## SET PROBLEM:
Scan the data below and pick out the lines containing the word "this".

────────────────────

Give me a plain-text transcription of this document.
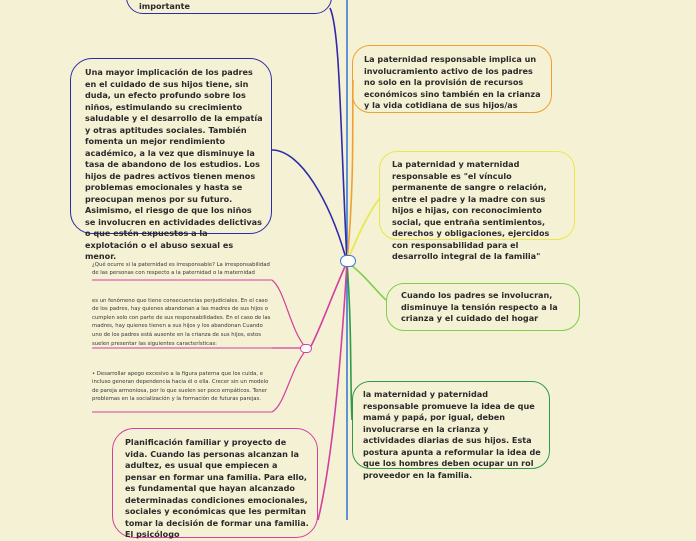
importante
Una mayor implicación de los padres en el cuidado de sus hijos tiene, sin duda, un efecto profundo sobre los niños, estimulando su crecimiento saludable y el desarrollo de la empatía y otras aptitudes sociales. También fomenta un mejor rendimiento académico, a la vez que disminuye la tasa de abandono de los estudios. Los hijos de padres activos tienen menos problemas emocionales y hasta se preocupan menos por su futuro. Asimismo, el riesgo de que los niños se involucren en actividades delictivas o que estén expuestos a la explotación o el abuso sexual es menor.
La paternidad responsable implica un involucramiento activo de los padres no solo en la provisión de recursos económicos sino también en la crianza y la vida cotidiana de sus hijos/as
La paternidad y maternidad responsable es "el vínculo permanente de sangre o relación, entre el padre y la madre con sus hijos e hijas, con reconocimiento social, que entraña sentimientos, derechos y obligaciones, ejercidos con responsabilidad para el desarrollo integral de la familia"
Cuando los padres se involucran, disminuye la tensión respecto a la crianza y el cuidado del hogar
la maternidad y paternidad responsable promueve la idea de que mamá y papá, por igual, deben involucrarse en la crianza y actividades diarias de sus hijos. Esta postura apunta a reformular la idea de que los hombres deben ocupar un rol proveedor en la familia.
Planificación familiar y proyecto de vida. Cuando las personas alcanzan la adultez, es usual que empiecen a pensar en formar una familia. Para ello, es fundamental que hayan alcanzado determinadas condiciones emocionales, sociales y económicas que les permitan tomar la decisión de formar una familia. El psicólogo

¿Qué ocurre si la paternidad es irresponsable? La irresponsabilidad de las personas con respecto a la paternidad o la maternidad

es un fenómeno que tiene consecuencias perjudiciales. En el caso de los padres, hay quienes abandonan a las madres de sus hijos o cumplen solo con parte de sus responsabilidades. En el caso de las madres, hay quienes tienen a sus hijos y los abandonan Cuando uno de los padres está ausente en la crianza de sus hijos, estos suelen presentar las siguientes características:

• Desarrollar apego excesivo a la figura paterna que los cuida, e incluso generan dependencia hacia él o ella. Crecer sin un modelo de pareja armoniosa, por lo que suelen ser poco empáticos. Tener problemas en la socialización y la formación de futuras parejas.
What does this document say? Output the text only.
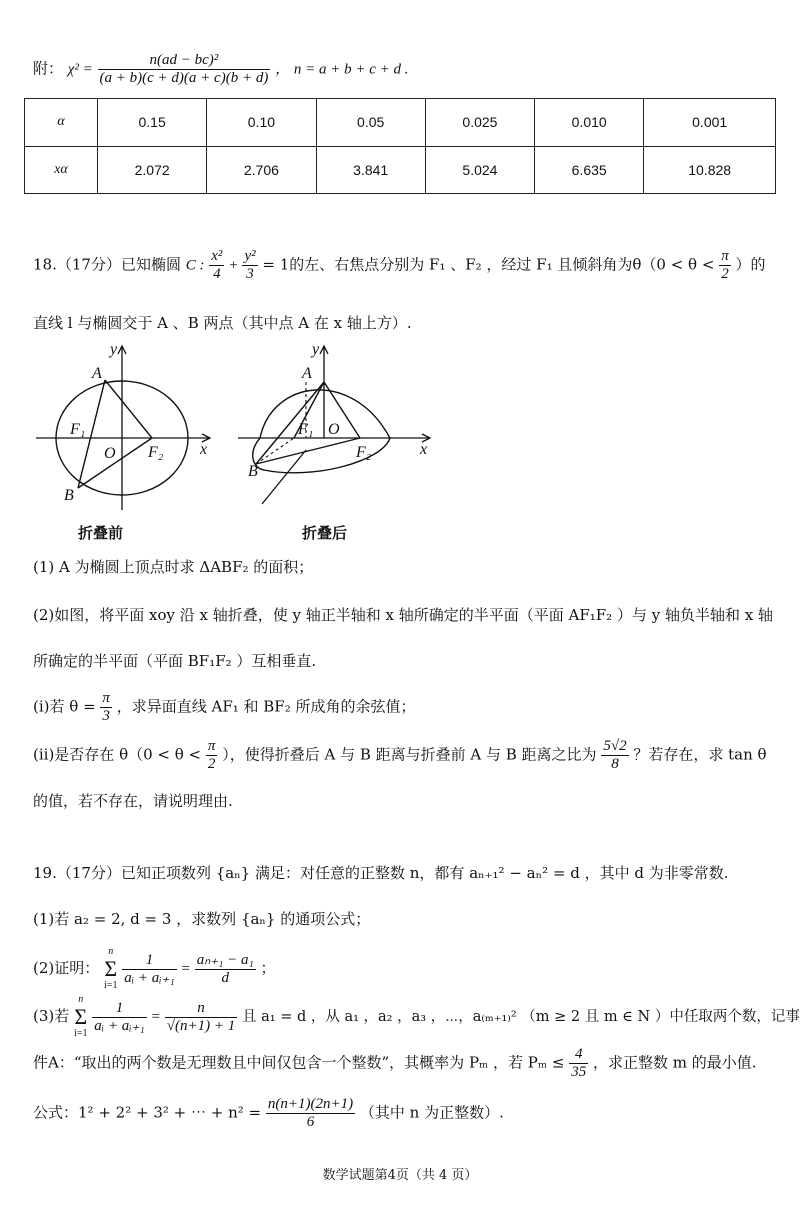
附： $\chi^2 = \frac{\text{n(ad − bc)²}}{(a + b)(c + d)(a + c)(b + d)}$ ， n = a + b + c + d .
α	0.15	0.10	0.05	0.025	0.010	0.001
xα	2.072	2.706	3.841	5.024	6.635	10.828
18.（17分）已知椭圆 C : $\frac{\text{x²}}{4} + \frac{\text{y²}}{3} = 1$的左、右焦点分别为 F₁ 、F₂ ，经过 F₁ 且倾斜角为$\theta(0 < \theta < \frac{\pi}{2}$ ）的
直线 l 与椭圆交于 A 、B 两点（其中点 A 在 x 轴上方）.
y
A
F₁
O F₂ x
B
折叠前
y
A
F₁ O
F₂	x
B
折叠后
(1) A 为椭圆上顶点时求 ΔABF₂ 的面积；
(2)如图，将平面 xoy 沿 x 轴折叠，使 y 轴正半轴和 x 轴所确定的半平面（平面 AF₁F₂ ）与 y 轴负半轴和 x 轴
所确定的半平面（平面 BF₁F₂ ）互相垂直.
(i)若 $\theta = \frac{\pi}{3}$ ，求异面直线 AF₁ 和 BF₂ 所成角的余弦值；
(ii)是否存在 $\theta(0 < \theta < \frac{\pi}{2}$ ），使得折叠后 A 与 B 距离与折叠前 A 与 B 距离之比为 $\frac{5√2}{8}$ ？若存在，求 tan θ
的值，若不存在，请说明理由.
19.（17分）已知正项数列 {aₙ} 满足：对任意的正整数 n，都有 aₙ₊₁² − aₙ² = d ，其中 d 为非零常数.
(1)若 a₂ = 2, d = 3 ，求数列 {aₙ} 的通项公式；
(2)证明：
n
Σ
i=1
$\frac{1}{\text{aᵢ + aᵢ₊₁}} = \frac{\text{aₙ₊₁ − a₁}}{d}$ ；
(3)若
n
Σ
i=1
$\frac{1}{\text{aᵢ + aᵢ₊₁}} = \frac{n}{√(n+1) + 1}$ 且 a₁ = d ，从 a₁ ，a₂ ，a₃ ，⋯，a₍ₘ₊₁₎² （m ≥ 2 且 m ∈ N ）中任取两个数，记事
件A：“取出的两个数是无理数且中间仅包含一个整数”，其概率为 Pₘ ，若 $P_m \le \frac{4}{35}$ ，求正整数 m 的最小值.
公式：1² + 2² + 3² + ⋯ + $n^2 = \frac{n(n+1)(2n+1)}{6}$ （其中 n 为正整数）.
数学试题第4页（共 4 页）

────────────────────

## TASK OUTPUT:
Give me a plain-text transcription of this document.
What does this document say? Output the text only.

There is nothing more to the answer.